• _SHORT EXERCISE_: Pictures appear in the records below; write out everything else exactly.

• _ENTRIES_:

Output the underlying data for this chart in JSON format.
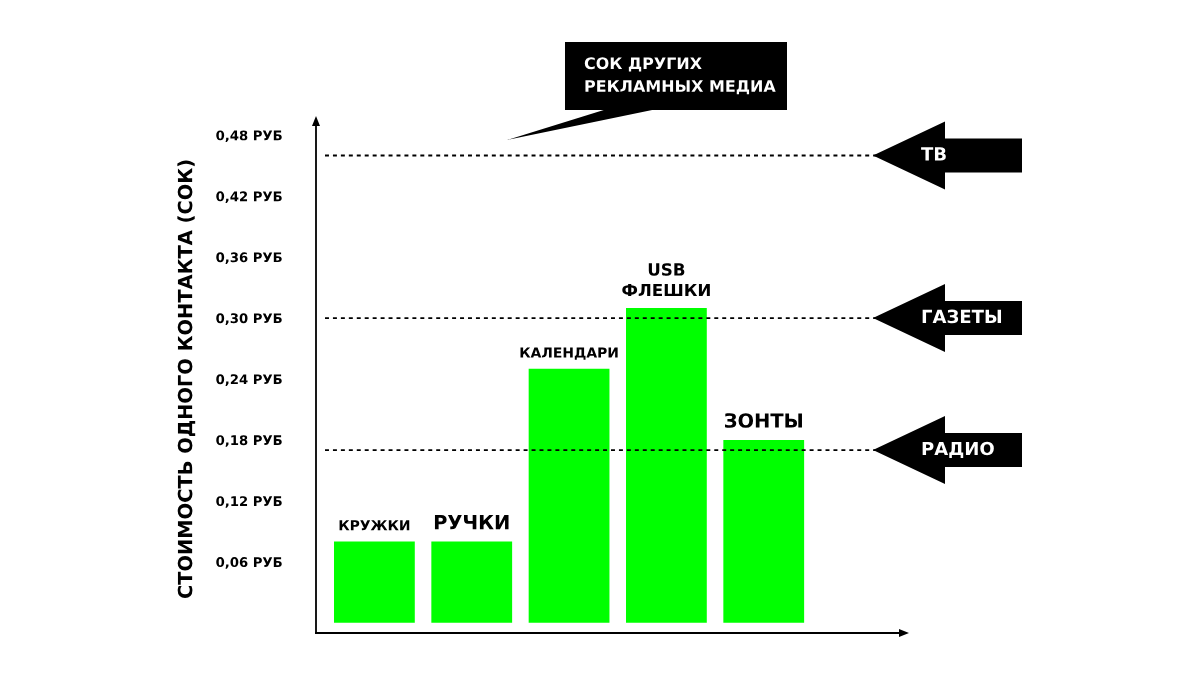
{
  "chart_data": {
    "type": "bar",
    "ylabel": "СТОИМОСТЬ ОДНОГО КОНТАКТА (СОК)",
    "categories": [
      "КРУЖКИ",
      "РУЧКИ",
      "КАЛЕНДАРИ",
      "USB\nФЛЕШКИ",
      "ЗОНТЫ"
    ],
    "values": [
      0.08,
      0.08,
      0.25,
      0.31,
      0.18
    ],
    "color": "#00ff00",
    "ylim": [
      -0.01,
      0.49
    ],
    "yticks": [
      {
        "value": 0.06,
        "label": "0,06 РУБ"
      },
      {
        "value": 0.12,
        "label": "0,12 РУБ"
      },
      {
        "value": 0.18,
        "label": "0,18 РУБ"
      },
      {
        "value": 0.24,
        "label": "0,24 РУБ"
      },
      {
        "value": 0.3,
        "label": "0,30 РУБ"
      },
      {
        "value": 0.36,
        "label": "0,36 РУБ"
      },
      {
        "value": 0.42,
        "label": "0,42 РУБ"
      },
      {
        "value": 0.48,
        "label": "0,48 РУБ"
      }
    ],
    "ref_lines": [
      {
        "axis": "y",
        "value": 0.46,
        "label": "ТВ",
        "color": "#000000",
        "line_style": "dotted"
      },
      {
        "axis": "y",
        "value": 0.3,
        "label": "ГАЗЕТЫ",
        "color": "#000000",
        "line_style": "dotted"
      },
      {
        "axis": "y",
        "value": 0.17,
        "label": "РАДИО",
        "color": "#000000",
        "line_style": "dotted"
      }
    ],
    "annotations": [
      "СОК ДРУГИХ\nРЕКЛАМНЫХ МЕДИА"
    ]
  }
}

• _RESULT OF THE EXERCISE_:
Output the underlying data for this chart in JSON format.
{
  "chart_data": {
    "type": "bar",
    "ylabel": "СТОИМОСТЬ ОДНОГО КОНТАКТА (СОК)",
    "categories": [
      "КРУЖКИ",
      "РУЧКИ",
      "КАЛЕНДАРИ",
      "USB\nФЛЕШКИ",
      "ЗОНТЫ"
    ],
    "values": [
      0.08,
      0.08,
      0.25,
      0.31,
      0.18
    ],
    "color": "#00ff00",
    "ylim": [
      -0.01,
      0.49
    ],
    "yticks": [
      {
        "value": 0.06,
        "label": "0,06 РУБ"
      },
      {
        "value": 0.12,
        "label": "0,12 РУБ"
      },
      {
        "value": 0.18,
        "label": "0,18 РУБ"
      },
      {
        "value": 0.24,
        "label": "0,24 РУБ"
      },
      {
        "value": 0.3,
        "label": "0,30 РУБ"
      },
      {
        "value": 0.36,
        "label": "0,36 РУБ"
      },
      {
        "value": 0.42,
        "label": "0,42 РУБ"
      },
      {
        "value": 0.48,
        "label": "0,48 РУБ"
      }
    ],
    "ref_lines": [
      {
        "axis": "y",
        "value": 0.46,
        "label": "ТВ",
        "color": "#000000",
        "line_style": "dotted"
      },
      {
        "axis": "y",
        "value": 0.3,
        "label": "ГАЗЕТЫ",
        "color": "#000000",
        "line_style": "dotted"
      },
      {
        "axis": "y",
        "value": 0.17,
        "label": "РАДИО",
        "color": "#000000",
        "line_style": "dotted"
      }
    ],
    "annotations": [
      "СОК ДРУГИХ\nРЕКЛАМНЫХ МЕДИА"
    ]
  }
}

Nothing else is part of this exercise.